• **Supplied material**
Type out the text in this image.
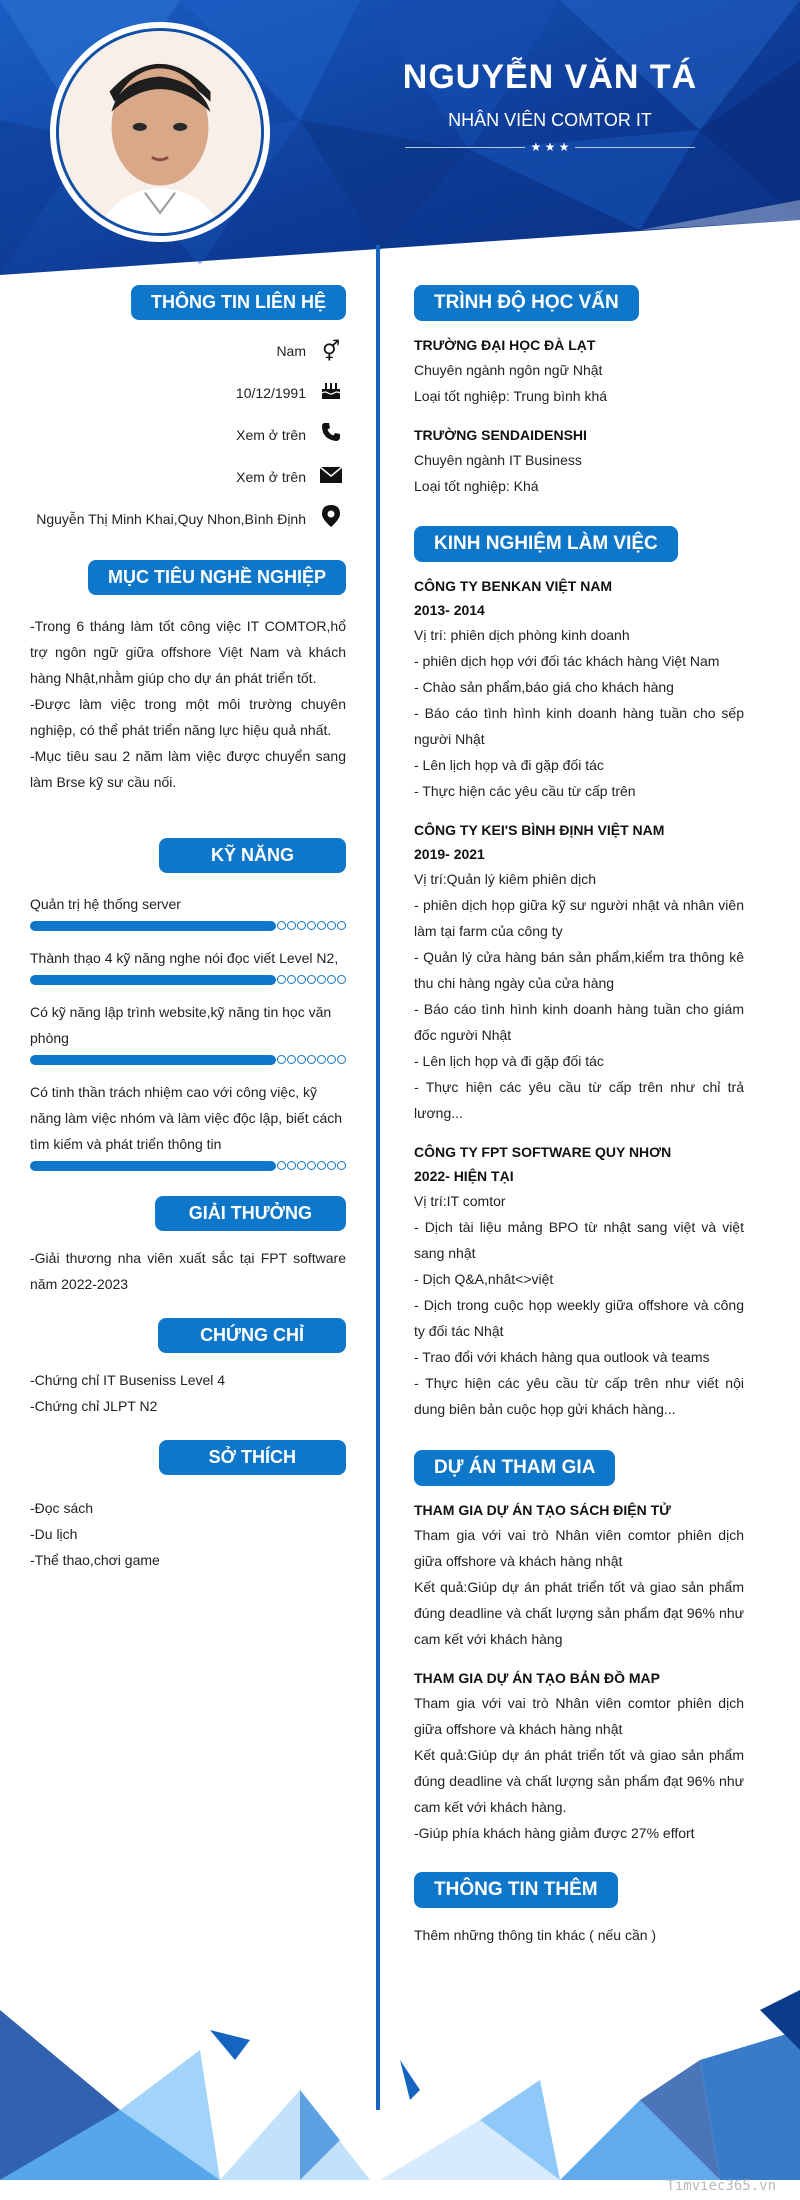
NGUYỄN VĂN TÁ
NHÂN VIÊN COMTOR IT
★ ★ ★
THÔNG TIN LIÊN HỆ
Nam ⚥
10/12/1991
Xem ở trên
Xem ở trên
Nguyễn Thị Minh Khai,Quy Nhon,Bình Định
MỤC TIÊU NGHỀ NGHIỆP

-Trong 6 tháng làm tốt công việc IT COMTOR,hổ trợ ngôn ngữ giữa offshore Việt Nam và khách hàng Nhật,nhằm giúp cho dự án phát triển tốt.

-Được làm việc trong một môi trường chuyên nghiệp, có thể phát triển năng lực hiệu quả nhất.

-Mục tiêu sau 2 năm làm việc được chuyển sang làm Brse kỹ sư cầu nối.

KỸ NĂNG
Quản trị hệ thống server
Thành thạo 4 kỹ năng nghe nói đọc viết Level N2,
Có kỹ năng lập trình website,kỹ năng tin học văn phòng
Có tinh thần trách nhiệm cao với công việc, kỹ năng làm việc nhóm và làm việc độc lập, biết cách tìm kiếm và phát triển thông tin
GIẢI THƯỞNG

-Giải thương nha viên xuất sắc tại FPT software năm 2022-2023

CHỨNG CHỈ

-Chứng chỉ IT Buseniss Level 4

-Chứng chỉ JLPT N2

SỞ THÍCH

-Đọc sách

-Du lịch

-Thể thao,chơi game

TRÌNH ĐỘ HỌC VẤN
TRƯỜNG ĐẠI HỌC ĐÀ LẠT
Chuyên ngành ngôn ngữ Nhật
Loại tốt nghiệp: Trung bình khá
TRƯỜNG SENDAIDENSHI
Chuyên ngành IT Business
Loại tốt nghiệp: Khá
KINH NGHIỆM LÀM VIỆC
CÔNG TY BENKAN VIỆT NAM
2013- 2014
Vị trí: phiên dịch phòng kinh doanh
- phiên dịch họp với đối tác khách hàng Việt Nam
- Chào sản phẩm,báo giá cho khách hàng
- Báo cáo tình hình kinh doanh hàng tuần cho sếp người Nhật
- Lên lịch họp và đi gặp đối tác
- Thực hiện các yêu cầu từ cấp trên
CÔNG TY KEI'S BÌNH ĐỊNH VIỆT NAM
2019- 2021
Vị trí:Quản lý kiêm phiên dịch
- phiên dịch họp giữa kỹ sư người nhật và nhân viên làm tại farm của công ty
- Quản lý cửa hàng bán sản phẩm,kiểm tra thông kê thu chi hàng ngày của cửa hàng
- Báo cáo tình hình kinh doanh hàng tuần cho giám đốc người Nhật
- Lên lịch họp và đi gặp đối tác
- Thực hiện các yêu cầu từ cấp trên như chỉ trả lương...
CÔNG TY FPT SOFTWARE QUY NHƠN
2022- HIỆN TẠI
Vị trí:IT comtor
- Dịch tài liệu mảng BPO từ nhật sang việt và việt sang nhật
- Dịch Q&A,nhât<>việt
- Dịch trong cuộc họp weekly giữa offshore và công ty đối tác Nhật
- Trao đổi với khách hàng qua outlook và teams
- Thực hiện các yêu cầu từ cấp trên như viết nội dung biên bản cuộc họp gửi khách hàng...
DỰ ÁN THAM GIA
THAM GIA DỰ ÁN TẠO SÁCH ĐIỆN TỬ
Tham gia với vai trò Nhân viên comtor phiên dịch giữa offshore và khách hàng nhật
Kết quả:Giúp dự án phát triển tốt và giao sản phẩm đúng deadline và chất lượng sản phẩm đạt 96% như cam kết với khách hàng
THAM GIA DỰ ÁN TẠO BẢN ĐỒ MAP
Tham gia với vai trò Nhân viên comtor phiên dịch giữa offshore và khách hàng nhật
Kết quả:Giúp dự án phát triển tốt và giao sản phẩm đúng deadline và chất lượng sản phẩm đạt 96% như cam kết với khách hàng.
-Giúp phía khách hàng giảm được 27% effort
THÔNG TIN THÊM
Thêm những thông tin khác ( nếu cần )
Timviec365.vn
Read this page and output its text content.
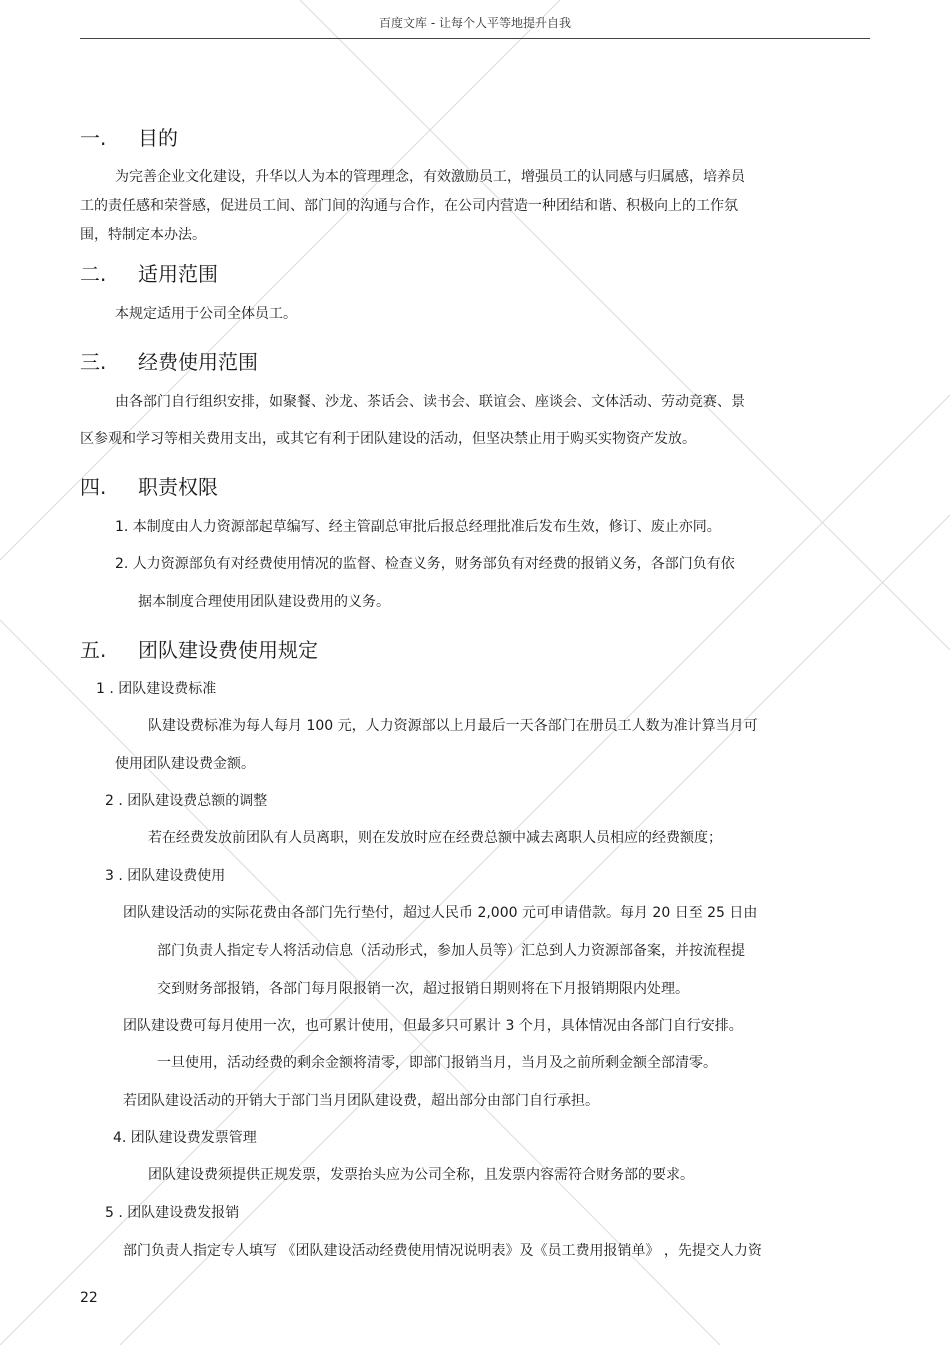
百度文库 - 让每个人平等地提升自我
一. 目的
为完善企业文化建设，升华以人为本的管理理念，有效激励员工，增强员工的认同感与归属感，培养员
工的责任感和荣誉感，促进员工间、部门间的沟通与合作，在公司内营造一种团结和谐、积极向上的工作氛
围，特制定本办法。
二. 适用范围
本规定适用于公司全体员工。
三. 经费使用范围
由各部门自行组织安排，如聚餐、沙龙、茶话会、读书会、联谊会、座谈会、文体活动、劳动竞赛、景
区参观和学习等相关费用支出，或其它有利于团队建设的活动，但坚决禁止用于购买实物资产发放。
四. 职责权限
1. 本制度由人力资源部起草编写、经主管副总审批后报总经理批准后发布生效，修订、废止亦同。
2. 人力资源部负有对经费使用情况的监督、检查义务，财务部负有对经费的报销义务，各部门负有依
据本制度合理使用团队建设费用的义务。
五. 团队建设费使用规定
1 . 团队建设费标准
队建设费标准为每人每月 100 元，人力资源部以上月最后一天各部门在册员工人数为准计算当月可
使用团队建设费金额。
2 . 团队建设费总额的调整
若在经费发放前团队有人员离职，则在发放时应在经费总额中减去离职人员相应的经费额度；
3 . 团队建设费使用
团队建设活动的实际花费由各部门先行垫付，超过人民币 2,000 元可申请借款。每月 20 日至 25 日由
部门负责人指定专人将活动信息（活动形式，参加人员等）汇总到人力资源部备案，并按流程提
交到财务部报销，各部门每月限报销一次，超过报销日期则将在下月报销期限内处理。
团队建设费可每月使用一次，也可累计使用，但最多只可累计 3 个月，具体情况由各部门自行安排。
一旦使用，活动经费的剩余金额将清零，即部门报销当月，当月及之前所剩金额全部清零。
若团队建设活动的开销大于部门当月团队建设费，超出部分由部门自行承担。
4. 团队建设费发票管理
团队建设费须提供正规发票，发票抬头应为公司全称，且发票内容需符合财务部的要求。
5 . 团队建设费发报销
部门负责人指定专人填写 《团队建设活动经费使用情况说明表》及《员工费用报销单》 ，先提交人力资
22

• **Your instructions**
Gather every line from the listing above in which the word "offshore" appears.

• **Response for this exercise**
-Trong 6 tháng làm tốt công việc IT COMTOR,hổ trợ ngôn ngữ giữa offshore Việt Nam và khách hàng Nhật,nhằm giúp cho dự án phát triển tốt.
- Dịch trong cuộc họp weekly giữa offshore và công ty đối tác Nhật
Tham gia với vai trò Nhân viên comtor phiên dịch giữa offshore và khách hàng nhật
Tham gia với vai trò Nhân viên comtor phiên dịch giữa offshore và khách hàng nhật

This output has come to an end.